──────── Records for the exercise
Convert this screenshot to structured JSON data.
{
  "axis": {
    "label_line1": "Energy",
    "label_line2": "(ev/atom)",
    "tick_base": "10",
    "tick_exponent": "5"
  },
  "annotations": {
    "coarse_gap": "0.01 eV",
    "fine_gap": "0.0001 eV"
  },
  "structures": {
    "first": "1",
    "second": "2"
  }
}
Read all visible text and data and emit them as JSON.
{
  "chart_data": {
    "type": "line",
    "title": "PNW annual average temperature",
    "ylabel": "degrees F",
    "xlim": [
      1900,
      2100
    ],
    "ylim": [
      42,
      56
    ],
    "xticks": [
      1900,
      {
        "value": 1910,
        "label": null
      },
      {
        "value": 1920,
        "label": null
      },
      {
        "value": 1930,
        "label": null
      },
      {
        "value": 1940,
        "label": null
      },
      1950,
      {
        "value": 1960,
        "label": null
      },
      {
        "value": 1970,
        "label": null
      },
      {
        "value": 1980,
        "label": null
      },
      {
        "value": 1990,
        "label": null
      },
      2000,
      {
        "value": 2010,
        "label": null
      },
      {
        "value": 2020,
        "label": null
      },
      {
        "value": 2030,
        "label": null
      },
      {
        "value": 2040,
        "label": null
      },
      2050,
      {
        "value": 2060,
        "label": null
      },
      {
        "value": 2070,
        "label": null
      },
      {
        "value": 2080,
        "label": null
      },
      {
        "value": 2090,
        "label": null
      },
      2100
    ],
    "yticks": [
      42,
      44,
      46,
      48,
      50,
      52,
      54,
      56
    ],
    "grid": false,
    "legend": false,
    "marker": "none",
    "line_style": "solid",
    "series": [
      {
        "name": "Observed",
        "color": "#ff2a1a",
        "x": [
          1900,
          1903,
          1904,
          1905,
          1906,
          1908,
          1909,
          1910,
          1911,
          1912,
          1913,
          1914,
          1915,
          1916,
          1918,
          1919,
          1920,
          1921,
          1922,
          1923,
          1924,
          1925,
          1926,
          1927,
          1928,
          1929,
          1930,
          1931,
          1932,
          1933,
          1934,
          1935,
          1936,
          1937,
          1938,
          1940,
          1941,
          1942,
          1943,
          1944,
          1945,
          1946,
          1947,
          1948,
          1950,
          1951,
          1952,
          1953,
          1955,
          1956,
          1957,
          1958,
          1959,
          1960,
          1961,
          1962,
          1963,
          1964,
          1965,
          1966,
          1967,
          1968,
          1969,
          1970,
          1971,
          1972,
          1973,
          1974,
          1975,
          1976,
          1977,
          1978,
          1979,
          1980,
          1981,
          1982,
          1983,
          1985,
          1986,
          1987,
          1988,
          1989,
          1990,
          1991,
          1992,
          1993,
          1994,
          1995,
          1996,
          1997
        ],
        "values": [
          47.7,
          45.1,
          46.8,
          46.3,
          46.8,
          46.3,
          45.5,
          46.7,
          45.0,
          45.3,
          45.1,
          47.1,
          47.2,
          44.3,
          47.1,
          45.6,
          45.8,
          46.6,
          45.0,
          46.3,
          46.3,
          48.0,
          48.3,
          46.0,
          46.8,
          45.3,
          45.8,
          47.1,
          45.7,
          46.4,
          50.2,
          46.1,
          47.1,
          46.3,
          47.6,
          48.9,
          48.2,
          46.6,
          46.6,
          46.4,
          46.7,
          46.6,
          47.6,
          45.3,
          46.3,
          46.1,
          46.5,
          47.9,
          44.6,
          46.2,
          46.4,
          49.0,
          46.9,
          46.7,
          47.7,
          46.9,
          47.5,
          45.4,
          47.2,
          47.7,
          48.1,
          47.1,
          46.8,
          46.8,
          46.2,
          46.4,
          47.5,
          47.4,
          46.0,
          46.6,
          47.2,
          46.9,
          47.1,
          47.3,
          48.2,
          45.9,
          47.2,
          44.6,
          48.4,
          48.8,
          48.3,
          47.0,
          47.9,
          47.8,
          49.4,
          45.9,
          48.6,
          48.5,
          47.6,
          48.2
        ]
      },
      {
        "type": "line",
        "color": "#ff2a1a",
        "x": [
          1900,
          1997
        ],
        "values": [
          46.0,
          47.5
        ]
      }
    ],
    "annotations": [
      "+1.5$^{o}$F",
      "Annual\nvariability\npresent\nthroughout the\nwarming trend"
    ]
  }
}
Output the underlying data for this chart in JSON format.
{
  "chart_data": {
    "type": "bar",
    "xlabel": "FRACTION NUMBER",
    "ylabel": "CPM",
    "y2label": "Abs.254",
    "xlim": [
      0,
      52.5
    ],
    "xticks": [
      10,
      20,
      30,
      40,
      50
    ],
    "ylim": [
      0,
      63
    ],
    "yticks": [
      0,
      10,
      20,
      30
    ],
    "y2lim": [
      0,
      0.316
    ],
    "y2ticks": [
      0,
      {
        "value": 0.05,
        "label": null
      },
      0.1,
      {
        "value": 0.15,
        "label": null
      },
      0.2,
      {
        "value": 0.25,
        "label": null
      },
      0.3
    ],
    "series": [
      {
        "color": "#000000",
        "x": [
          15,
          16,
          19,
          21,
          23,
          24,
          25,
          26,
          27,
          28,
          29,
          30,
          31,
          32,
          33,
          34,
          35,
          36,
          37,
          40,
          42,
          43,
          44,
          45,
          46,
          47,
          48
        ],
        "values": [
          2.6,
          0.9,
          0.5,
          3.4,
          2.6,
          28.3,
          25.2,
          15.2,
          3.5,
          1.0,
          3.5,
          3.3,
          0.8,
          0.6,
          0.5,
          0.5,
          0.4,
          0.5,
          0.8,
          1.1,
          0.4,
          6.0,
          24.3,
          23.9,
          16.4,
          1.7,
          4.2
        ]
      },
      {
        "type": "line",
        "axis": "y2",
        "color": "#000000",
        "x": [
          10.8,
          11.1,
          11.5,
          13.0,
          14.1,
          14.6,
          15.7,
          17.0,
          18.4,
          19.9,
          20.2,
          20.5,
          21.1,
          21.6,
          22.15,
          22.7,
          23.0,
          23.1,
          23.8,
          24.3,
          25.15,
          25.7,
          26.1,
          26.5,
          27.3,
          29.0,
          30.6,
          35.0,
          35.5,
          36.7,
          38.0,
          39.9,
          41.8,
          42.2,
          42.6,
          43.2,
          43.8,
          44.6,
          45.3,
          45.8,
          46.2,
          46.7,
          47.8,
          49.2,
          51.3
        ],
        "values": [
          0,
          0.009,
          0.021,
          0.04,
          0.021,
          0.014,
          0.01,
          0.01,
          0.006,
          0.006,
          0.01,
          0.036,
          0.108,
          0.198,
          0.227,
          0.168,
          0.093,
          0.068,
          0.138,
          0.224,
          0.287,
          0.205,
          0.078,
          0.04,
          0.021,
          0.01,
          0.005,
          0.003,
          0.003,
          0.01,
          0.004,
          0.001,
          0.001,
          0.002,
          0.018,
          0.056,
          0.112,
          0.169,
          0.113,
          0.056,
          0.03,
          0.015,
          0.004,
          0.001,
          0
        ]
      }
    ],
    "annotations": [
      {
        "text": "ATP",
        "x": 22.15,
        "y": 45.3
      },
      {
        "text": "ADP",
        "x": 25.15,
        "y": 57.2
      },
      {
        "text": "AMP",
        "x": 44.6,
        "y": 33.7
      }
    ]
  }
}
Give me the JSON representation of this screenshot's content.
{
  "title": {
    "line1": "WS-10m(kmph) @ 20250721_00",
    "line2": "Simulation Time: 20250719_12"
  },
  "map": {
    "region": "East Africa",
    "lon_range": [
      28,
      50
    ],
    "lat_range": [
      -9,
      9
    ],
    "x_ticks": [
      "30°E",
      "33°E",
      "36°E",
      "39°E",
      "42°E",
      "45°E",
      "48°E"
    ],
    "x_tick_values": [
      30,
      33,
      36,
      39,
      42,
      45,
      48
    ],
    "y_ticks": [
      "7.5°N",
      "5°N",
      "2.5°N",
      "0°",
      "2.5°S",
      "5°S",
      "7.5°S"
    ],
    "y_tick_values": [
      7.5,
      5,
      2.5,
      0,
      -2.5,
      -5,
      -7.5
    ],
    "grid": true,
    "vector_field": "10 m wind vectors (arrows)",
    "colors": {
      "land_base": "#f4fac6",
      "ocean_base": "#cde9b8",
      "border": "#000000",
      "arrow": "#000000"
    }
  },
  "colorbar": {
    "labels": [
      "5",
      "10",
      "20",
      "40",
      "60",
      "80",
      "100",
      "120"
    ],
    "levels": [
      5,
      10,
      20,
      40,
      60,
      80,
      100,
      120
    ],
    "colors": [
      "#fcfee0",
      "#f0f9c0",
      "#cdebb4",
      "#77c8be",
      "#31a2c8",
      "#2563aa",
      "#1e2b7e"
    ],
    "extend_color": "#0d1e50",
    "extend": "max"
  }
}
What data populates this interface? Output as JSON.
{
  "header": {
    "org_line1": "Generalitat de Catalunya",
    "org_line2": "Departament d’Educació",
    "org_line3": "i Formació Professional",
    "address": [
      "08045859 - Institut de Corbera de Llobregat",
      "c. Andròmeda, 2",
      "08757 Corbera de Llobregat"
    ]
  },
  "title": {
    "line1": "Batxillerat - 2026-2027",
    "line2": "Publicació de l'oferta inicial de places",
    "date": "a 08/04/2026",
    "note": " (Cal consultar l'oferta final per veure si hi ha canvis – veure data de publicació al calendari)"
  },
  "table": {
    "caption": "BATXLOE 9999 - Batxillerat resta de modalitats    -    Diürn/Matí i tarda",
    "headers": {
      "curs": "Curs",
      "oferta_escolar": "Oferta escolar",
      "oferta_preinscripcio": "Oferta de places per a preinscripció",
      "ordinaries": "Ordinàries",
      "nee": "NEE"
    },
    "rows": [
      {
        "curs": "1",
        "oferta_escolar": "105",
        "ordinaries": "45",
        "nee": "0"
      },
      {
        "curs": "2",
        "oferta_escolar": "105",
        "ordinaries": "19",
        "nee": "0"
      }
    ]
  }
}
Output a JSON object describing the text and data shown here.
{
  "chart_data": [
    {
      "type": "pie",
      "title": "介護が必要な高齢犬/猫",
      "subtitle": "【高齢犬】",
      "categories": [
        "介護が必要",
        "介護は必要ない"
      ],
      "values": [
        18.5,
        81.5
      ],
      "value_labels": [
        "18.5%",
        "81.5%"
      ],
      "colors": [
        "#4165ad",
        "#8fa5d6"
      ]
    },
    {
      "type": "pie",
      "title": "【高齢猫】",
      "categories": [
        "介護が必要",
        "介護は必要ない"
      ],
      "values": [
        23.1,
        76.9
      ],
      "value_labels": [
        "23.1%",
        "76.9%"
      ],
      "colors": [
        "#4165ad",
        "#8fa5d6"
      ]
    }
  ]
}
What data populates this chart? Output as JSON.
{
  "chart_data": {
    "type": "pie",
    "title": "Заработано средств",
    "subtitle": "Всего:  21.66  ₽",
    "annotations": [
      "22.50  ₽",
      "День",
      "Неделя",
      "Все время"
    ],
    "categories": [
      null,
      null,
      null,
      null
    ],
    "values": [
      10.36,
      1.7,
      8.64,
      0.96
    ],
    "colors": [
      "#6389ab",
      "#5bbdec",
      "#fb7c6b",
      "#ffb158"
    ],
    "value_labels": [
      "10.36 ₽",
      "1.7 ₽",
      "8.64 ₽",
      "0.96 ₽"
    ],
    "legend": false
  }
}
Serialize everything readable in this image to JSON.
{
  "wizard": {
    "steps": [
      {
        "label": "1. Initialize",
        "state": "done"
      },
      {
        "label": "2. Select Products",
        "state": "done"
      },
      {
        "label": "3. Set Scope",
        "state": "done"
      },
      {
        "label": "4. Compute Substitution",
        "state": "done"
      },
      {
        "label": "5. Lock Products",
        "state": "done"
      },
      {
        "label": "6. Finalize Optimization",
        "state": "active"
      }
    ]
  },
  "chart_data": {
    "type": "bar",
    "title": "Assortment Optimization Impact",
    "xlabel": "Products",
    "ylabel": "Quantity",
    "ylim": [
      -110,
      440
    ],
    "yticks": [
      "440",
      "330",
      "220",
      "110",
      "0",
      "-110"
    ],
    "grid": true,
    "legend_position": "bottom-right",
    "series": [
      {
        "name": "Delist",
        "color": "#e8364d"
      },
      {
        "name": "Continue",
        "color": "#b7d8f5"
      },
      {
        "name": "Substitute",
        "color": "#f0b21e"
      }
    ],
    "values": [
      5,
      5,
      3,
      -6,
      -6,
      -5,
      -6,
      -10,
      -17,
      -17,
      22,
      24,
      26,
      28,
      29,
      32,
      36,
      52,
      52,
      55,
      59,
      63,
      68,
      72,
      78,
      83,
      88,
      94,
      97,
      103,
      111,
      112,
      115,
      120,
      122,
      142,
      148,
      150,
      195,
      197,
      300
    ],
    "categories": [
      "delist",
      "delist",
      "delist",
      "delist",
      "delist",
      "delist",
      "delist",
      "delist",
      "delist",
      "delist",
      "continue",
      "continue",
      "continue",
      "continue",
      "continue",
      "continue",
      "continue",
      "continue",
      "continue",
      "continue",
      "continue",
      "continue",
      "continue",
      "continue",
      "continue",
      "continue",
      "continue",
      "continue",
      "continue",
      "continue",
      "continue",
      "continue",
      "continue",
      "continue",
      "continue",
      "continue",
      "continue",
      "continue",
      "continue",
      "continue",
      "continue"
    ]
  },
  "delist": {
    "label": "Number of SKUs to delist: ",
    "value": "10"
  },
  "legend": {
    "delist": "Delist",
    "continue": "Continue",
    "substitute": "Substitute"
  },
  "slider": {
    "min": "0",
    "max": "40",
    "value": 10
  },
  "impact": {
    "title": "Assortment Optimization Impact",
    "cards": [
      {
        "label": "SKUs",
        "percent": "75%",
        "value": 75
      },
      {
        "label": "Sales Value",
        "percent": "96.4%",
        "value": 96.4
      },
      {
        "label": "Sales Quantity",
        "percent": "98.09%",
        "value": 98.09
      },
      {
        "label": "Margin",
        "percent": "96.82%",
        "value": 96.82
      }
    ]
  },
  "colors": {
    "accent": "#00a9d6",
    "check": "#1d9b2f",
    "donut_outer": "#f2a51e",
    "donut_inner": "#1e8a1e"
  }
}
────────────────
**The exercise**
Pick out every line above that contains the word "ylabel" and copy it.

**Reply to the task**
    "ylabel": "degrees F",
    "ylabel": "CPM",
    "ylabel": "Quantity",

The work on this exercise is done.